Your goal
Using the records below, report how many lines hold "this", with no extra text.
....
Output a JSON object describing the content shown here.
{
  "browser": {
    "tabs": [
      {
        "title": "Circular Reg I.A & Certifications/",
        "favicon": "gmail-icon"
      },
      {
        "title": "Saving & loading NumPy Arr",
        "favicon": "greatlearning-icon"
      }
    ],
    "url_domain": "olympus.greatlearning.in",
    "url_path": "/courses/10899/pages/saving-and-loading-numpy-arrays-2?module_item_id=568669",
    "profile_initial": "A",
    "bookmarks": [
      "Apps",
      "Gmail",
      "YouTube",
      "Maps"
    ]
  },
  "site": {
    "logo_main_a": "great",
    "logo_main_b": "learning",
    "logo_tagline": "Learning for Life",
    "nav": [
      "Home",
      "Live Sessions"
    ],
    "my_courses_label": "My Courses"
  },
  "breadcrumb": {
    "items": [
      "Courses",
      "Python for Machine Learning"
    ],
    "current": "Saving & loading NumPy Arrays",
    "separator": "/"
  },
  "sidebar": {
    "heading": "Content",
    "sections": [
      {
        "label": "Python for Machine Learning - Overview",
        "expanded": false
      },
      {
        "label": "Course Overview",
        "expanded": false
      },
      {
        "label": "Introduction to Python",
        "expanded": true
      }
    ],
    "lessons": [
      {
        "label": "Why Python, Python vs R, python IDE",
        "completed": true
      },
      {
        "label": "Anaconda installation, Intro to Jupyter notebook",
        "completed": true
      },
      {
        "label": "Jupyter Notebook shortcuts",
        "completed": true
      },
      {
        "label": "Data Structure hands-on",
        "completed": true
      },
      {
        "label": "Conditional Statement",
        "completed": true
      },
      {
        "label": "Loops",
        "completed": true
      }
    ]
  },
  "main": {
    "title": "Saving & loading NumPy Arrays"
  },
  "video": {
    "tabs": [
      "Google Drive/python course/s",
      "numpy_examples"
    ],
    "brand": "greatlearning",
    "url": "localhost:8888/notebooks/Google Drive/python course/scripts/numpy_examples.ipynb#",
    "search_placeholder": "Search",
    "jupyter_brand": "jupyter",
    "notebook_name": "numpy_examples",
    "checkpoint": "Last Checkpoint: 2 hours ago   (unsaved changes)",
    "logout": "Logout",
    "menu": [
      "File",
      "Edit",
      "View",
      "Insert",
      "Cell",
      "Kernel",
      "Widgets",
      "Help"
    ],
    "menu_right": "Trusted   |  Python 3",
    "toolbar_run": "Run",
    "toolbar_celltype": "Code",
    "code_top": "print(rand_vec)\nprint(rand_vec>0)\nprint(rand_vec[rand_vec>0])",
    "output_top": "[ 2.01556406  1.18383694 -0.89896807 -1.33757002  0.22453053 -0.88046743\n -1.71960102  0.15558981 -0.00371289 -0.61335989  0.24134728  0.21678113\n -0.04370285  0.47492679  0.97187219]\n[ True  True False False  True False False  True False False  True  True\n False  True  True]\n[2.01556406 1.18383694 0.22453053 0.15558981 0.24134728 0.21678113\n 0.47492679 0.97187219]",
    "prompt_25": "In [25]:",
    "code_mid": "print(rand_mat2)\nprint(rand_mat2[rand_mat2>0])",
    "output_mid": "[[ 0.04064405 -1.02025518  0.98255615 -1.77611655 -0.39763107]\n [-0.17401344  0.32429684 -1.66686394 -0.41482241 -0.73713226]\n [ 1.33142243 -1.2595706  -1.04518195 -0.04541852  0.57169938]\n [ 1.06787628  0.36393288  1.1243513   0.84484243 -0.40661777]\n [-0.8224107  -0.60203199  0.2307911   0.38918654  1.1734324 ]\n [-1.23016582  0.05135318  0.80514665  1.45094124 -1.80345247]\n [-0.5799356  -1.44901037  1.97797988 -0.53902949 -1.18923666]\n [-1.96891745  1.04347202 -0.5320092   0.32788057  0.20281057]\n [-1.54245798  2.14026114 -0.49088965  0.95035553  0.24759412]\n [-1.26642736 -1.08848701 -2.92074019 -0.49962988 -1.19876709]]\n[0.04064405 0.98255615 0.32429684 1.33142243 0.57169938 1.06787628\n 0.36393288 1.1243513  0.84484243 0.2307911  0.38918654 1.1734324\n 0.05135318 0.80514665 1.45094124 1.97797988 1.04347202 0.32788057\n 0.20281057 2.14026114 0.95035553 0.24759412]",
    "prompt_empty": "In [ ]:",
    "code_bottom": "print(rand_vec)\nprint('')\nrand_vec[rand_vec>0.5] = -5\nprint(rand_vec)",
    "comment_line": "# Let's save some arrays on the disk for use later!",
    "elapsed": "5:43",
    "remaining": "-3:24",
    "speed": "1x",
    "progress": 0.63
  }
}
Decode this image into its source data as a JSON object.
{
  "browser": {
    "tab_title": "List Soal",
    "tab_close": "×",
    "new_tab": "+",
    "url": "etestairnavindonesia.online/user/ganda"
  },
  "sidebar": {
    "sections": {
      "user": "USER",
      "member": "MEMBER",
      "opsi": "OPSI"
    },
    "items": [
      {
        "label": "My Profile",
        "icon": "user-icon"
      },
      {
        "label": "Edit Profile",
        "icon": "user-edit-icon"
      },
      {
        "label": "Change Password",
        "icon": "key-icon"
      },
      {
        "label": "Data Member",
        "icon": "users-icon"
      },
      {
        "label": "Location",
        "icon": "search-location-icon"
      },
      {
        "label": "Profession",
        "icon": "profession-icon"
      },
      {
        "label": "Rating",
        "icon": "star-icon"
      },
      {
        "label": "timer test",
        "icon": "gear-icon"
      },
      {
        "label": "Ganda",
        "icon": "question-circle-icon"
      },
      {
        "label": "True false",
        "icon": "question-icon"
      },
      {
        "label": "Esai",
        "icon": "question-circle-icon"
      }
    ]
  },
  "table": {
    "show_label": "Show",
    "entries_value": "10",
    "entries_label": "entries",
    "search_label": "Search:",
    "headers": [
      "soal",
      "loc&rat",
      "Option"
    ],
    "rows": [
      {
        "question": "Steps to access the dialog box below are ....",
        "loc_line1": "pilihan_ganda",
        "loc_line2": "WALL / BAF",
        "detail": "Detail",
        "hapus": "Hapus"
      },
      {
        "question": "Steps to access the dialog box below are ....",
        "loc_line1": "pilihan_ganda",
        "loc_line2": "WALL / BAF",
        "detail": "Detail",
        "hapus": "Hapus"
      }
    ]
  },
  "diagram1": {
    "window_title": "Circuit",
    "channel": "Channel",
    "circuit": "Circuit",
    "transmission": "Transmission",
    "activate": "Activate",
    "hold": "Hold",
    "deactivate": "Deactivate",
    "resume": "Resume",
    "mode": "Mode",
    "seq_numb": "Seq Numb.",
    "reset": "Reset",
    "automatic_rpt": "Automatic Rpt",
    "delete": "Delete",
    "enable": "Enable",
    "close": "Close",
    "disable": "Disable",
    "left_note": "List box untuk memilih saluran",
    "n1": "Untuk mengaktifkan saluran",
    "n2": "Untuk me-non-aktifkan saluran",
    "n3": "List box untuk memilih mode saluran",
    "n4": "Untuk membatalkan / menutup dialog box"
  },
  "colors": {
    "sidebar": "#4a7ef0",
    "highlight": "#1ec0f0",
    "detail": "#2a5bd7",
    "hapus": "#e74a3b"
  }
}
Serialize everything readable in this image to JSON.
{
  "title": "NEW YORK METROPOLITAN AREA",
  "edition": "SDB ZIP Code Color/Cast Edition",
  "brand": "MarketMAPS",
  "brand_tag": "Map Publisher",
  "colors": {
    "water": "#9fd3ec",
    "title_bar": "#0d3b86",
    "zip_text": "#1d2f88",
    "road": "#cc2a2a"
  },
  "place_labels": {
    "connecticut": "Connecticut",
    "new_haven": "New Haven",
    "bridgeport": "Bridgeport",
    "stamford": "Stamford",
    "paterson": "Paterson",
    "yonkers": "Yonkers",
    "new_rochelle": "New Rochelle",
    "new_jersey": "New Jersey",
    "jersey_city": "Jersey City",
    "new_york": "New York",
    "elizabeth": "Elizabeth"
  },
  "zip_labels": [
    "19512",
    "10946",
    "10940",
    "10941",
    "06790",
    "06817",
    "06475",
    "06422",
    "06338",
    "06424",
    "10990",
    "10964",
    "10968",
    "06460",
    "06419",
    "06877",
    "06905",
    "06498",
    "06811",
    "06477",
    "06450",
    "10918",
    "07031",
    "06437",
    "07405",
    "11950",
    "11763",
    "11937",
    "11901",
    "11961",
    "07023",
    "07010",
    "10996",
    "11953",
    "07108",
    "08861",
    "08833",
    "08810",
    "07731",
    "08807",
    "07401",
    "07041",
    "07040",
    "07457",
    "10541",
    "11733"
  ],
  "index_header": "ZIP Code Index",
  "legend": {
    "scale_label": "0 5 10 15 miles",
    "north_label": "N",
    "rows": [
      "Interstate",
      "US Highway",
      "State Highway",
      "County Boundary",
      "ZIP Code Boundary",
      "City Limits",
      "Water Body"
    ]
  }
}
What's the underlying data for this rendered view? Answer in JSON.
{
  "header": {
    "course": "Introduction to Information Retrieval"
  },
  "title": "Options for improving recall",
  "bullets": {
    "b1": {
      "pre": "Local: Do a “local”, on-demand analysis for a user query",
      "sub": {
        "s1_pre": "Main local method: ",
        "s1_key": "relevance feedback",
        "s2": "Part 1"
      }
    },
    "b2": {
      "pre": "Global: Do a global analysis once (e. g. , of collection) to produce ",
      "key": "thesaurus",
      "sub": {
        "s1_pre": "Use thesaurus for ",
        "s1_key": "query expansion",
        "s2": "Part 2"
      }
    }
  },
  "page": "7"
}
....
Answer to the exercise
3